[Items from a figure collection]
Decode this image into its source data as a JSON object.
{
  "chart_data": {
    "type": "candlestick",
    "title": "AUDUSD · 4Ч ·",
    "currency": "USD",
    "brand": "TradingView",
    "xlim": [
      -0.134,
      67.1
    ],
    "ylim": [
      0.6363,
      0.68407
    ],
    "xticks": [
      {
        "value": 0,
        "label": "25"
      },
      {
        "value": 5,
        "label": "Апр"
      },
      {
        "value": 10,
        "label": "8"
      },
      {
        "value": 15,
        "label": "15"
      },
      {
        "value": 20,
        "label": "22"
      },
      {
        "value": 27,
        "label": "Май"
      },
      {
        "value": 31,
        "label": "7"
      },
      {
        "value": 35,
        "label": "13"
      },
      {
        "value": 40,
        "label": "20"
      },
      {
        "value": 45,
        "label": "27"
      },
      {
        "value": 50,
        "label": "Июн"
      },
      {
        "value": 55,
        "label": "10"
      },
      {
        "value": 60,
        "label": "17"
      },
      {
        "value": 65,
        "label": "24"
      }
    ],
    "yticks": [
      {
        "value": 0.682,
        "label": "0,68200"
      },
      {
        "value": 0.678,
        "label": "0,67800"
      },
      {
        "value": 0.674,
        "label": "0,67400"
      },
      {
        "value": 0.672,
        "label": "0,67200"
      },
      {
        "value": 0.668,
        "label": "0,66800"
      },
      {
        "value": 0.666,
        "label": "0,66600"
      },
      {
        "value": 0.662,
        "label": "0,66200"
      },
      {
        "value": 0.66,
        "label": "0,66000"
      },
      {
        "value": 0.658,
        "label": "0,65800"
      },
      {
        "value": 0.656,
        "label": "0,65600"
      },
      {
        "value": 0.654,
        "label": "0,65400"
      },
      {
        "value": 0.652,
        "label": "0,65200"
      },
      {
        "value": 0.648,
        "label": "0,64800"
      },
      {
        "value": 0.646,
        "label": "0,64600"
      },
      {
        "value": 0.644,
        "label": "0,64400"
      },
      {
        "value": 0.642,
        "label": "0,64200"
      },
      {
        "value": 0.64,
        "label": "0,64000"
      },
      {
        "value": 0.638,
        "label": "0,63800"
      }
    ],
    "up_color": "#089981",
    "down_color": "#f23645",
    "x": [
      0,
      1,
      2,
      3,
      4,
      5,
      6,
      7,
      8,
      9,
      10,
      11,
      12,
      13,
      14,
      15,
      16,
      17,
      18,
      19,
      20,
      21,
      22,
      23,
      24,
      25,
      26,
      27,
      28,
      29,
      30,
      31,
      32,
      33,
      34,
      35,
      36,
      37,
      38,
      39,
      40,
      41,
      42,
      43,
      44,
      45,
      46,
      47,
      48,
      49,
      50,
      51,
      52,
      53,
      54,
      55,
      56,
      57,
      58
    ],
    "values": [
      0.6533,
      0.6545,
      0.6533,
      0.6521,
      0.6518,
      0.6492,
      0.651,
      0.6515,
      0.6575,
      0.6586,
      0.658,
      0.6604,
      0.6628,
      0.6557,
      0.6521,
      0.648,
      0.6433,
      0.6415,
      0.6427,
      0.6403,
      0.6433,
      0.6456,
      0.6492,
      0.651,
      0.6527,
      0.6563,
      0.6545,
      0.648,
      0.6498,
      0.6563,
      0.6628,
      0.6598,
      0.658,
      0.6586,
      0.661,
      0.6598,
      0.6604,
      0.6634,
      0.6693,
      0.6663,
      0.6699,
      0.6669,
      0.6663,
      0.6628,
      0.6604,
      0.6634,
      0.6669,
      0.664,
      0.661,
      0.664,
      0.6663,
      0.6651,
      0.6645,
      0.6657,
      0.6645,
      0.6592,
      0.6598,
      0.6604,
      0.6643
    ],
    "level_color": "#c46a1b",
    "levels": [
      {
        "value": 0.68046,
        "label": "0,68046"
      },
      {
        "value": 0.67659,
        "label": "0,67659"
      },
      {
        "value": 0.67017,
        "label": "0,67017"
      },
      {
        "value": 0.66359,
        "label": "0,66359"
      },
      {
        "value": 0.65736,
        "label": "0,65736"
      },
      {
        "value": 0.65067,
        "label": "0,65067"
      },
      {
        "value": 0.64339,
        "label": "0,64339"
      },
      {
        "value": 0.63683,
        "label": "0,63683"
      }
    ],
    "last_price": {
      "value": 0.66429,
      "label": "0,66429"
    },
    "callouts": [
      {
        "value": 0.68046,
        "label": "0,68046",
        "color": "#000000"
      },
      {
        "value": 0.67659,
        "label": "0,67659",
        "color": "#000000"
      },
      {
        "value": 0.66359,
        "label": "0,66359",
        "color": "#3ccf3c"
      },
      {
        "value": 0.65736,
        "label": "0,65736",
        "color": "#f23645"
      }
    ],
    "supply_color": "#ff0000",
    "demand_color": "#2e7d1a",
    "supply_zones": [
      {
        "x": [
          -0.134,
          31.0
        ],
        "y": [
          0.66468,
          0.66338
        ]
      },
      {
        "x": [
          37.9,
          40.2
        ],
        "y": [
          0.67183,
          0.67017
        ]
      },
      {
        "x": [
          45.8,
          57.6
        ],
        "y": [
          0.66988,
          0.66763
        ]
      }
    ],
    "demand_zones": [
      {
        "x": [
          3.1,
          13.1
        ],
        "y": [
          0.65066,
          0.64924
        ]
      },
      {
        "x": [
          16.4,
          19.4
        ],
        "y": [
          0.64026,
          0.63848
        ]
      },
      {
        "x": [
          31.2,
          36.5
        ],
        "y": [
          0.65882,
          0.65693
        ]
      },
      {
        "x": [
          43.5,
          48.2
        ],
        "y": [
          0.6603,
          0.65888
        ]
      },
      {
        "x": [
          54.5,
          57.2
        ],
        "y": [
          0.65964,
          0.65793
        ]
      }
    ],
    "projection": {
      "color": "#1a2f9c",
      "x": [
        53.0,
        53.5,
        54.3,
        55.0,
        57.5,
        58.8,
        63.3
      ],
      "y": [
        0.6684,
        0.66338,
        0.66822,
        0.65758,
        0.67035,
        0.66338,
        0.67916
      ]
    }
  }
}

■ **WHAT THIS TASK INVOLVES**
Copy the material above back out, exactly as written.

■ **ANSWER FOR THIS EXERCISE**
Decode this image into its source data as a JSON object.
{
  "chart_data": {
    "type": "candlestick",
    "title": "AUDUSD · 4Ч ·",
    "currency": "USD",
    "brand": "TradingView",
    "xlim": [
      -0.134,
      67.1
    ],
    "ylim": [
      0.6363,
      0.68407
    ],
    "xticks": [
      {
        "value": 0,
        "label": "25"
      },
      {
        "value": 5,
        "label": "Апр"
      },
      {
        "value": 10,
        "label": "8"
      },
      {
        "value": 15,
        "label": "15"
      },
      {
        "value": 20,
        "label": "22"
      },
      {
        "value": 27,
        "label": "Май"
      },
      {
        "value": 31,
        "label": "7"
      },
      {
        "value": 35,
        "label": "13"
      },
      {
        "value": 40,
        "label": "20"
      },
      {
        "value": 45,
        "label": "27"
      },
      {
        "value": 50,
        "label": "Июн"
      },
      {
        "value": 55,
        "label": "10"
      },
      {
        "value": 60,
        "label": "17"
      },
      {
        "value": 65,
        "label": "24"
      }
    ],
    "yticks": [
      {
        "value": 0.682,
        "label": "0,68200"
      },
      {
        "value": 0.678,
        "label": "0,67800"
      },
      {
        "value": 0.674,
        "label": "0,67400"
      },
      {
        "value": 0.672,
        "label": "0,67200"
      },
      {
        "value": 0.668,
        "label": "0,66800"
      },
      {
        "value": 0.666,
        "label": "0,66600"
      },
      {
        "value": 0.662,
        "label": "0,66200"
      },
      {
        "value": 0.66,
        "label": "0,66000"
      },
      {
        "value": 0.658,
        "label": "0,65800"
      },
      {
        "value": 0.656,
        "label": "0,65600"
      },
      {
        "value": 0.654,
        "label": "0,65400"
      },
      {
        "value": 0.652,
        "label": "0,65200"
      },
      {
        "value": 0.648,
        "label": "0,64800"
      },
      {
        "value": 0.646,
        "label": "0,64600"
      },
      {
        "value": 0.644,
        "label": "0,64400"
      },
      {
        "value": 0.642,
        "label": "0,64200"
      },
      {
        "value": 0.64,
        "label": "0,64000"
      },
      {
        "value": 0.638,
        "label": "0,63800"
      }
    ],
    "up_color": "#089981",
    "down_color": "#f23645",
    "x": [
      0,
      1,
      2,
      3,
      4,
      5,
      6,
      7,
      8,
      9,
      10,
      11,
      12,
      13,
      14,
      15,
      16,
      17,
      18,
      19,
      20,
      21,
      22,
      23,
      24,
      25,
      26,
      27,
      28,
      29,
      30,
      31,
      32,
      33,
      34,
      35,
      36,
      37,
      38,
      39,
      40,
      41,
      42,
      43,
      44,
      45,
      46,
      47,
      48,
      49,
      50,
      51,
      52,
      53,
      54,
      55,
      56,
      57,
      58
    ],
    "values": [
      0.6533,
      0.6545,
      0.6533,
      0.6521,
      0.6518,
      0.6492,
      0.651,
      0.6515,
      0.6575,
      0.6586,
      0.658,
      0.6604,
      0.6628,
      0.6557,
      0.6521,
      0.648,
      0.6433,
      0.6415,
      0.6427,
      0.6403,
      0.6433,
      0.6456,
      0.6492,
      0.651,
      0.6527,
      0.6563,
      0.6545,
      0.648,
      0.6498,
      0.6563,
      0.6628,
      0.6598,
      0.658,
      0.6586,
      0.661,
      0.6598,
      0.6604,
      0.6634,
      0.6693,
      0.6663,
      0.6699,
      0.6669,
      0.6663,
      0.6628,
      0.6604,
      0.6634,
      0.6669,
      0.664,
      0.661,
      0.664,
      0.6663,
      0.6651,
      0.6645,
      0.6657,
      0.6645,
      0.6592,
      0.6598,
      0.6604,
      0.6643
    ],
    "level_color": "#c46a1b",
    "levels": [
      {
        "value": 0.68046,
        "label": "0,68046"
      },
      {
        "value": 0.67659,
        "label": "0,67659"
      },
      {
        "value": 0.67017,
        "label": "0,67017"
      },
      {
        "value": 0.66359,
        "label": "0,66359"
      },
      {
        "value": 0.65736,
        "label": "0,65736"
      },
      {
        "value": 0.65067,
        "label": "0,65067"
      },
      {
        "value": 0.64339,
        "label": "0,64339"
      },
      {
        "value": 0.63683,
        "label": "0,63683"
      }
    ],
    "last_price": {
      "value": 0.66429,
      "label": "0,66429"
    },
    "callouts": [
      {
        "value": 0.68046,
        "label": "0,68046",
        "color": "#000000"
      },
      {
        "value": 0.67659,
        "label": "0,67659",
        "color": "#000000"
      },
      {
        "value": 0.66359,
        "label": "0,66359",
        "color": "#3ccf3c"
      },
      {
        "value": 0.65736,
        "label": "0,65736",
        "color": "#f23645"
      }
    ],
    "supply_color": "#ff0000",
    "demand_color": "#2e7d1a",
    "supply_zones": [
      {
        "x": [
          -0.134,
          31.0
        ],
        "y": [
          0.66468,
          0.66338
        ]
      },
      {
        "x": [
          37.9,
          40.2
        ],
        "y": [
          0.67183,
          0.67017
        ]
      },
      {
        "x": [
          45.8,
          57.6
        ],
        "y": [
          0.66988,
          0.66763
        ]
      }
    ],
    "demand_zones": [
      {
        "x": [
          3.1,
          13.1
        ],
        "y": [
          0.65066,
          0.64924
        ]
      },
      {
        "x": [
          16.4,
          19.4
        ],
        "y": [
          0.64026,
          0.63848
        ]
      },
      {
        "x": [
          31.2,
          36.5
        ],
        "y": [
          0.65882,
          0.65693
        ]
      },
      {
        "x": [
          43.5,
          48.2
        ],
        "y": [
          0.6603,
          0.65888
        ]
      },
      {
        "x": [
          54.5,
          57.2
        ],
        "y": [
          0.65964,
          0.65793
        ]
      }
    ],
    "projection": {
      "color": "#1a2f9c",
      "x": [
        53.0,
        53.5,
        54.3,
        55.0,
        57.5,
        58.8,
        63.3
      ],
      "y": [
        0.6684,
        0.66338,
        0.66822,
        0.65758,
        0.67035,
        0.66338,
        0.67916
      ]
    }
  }
}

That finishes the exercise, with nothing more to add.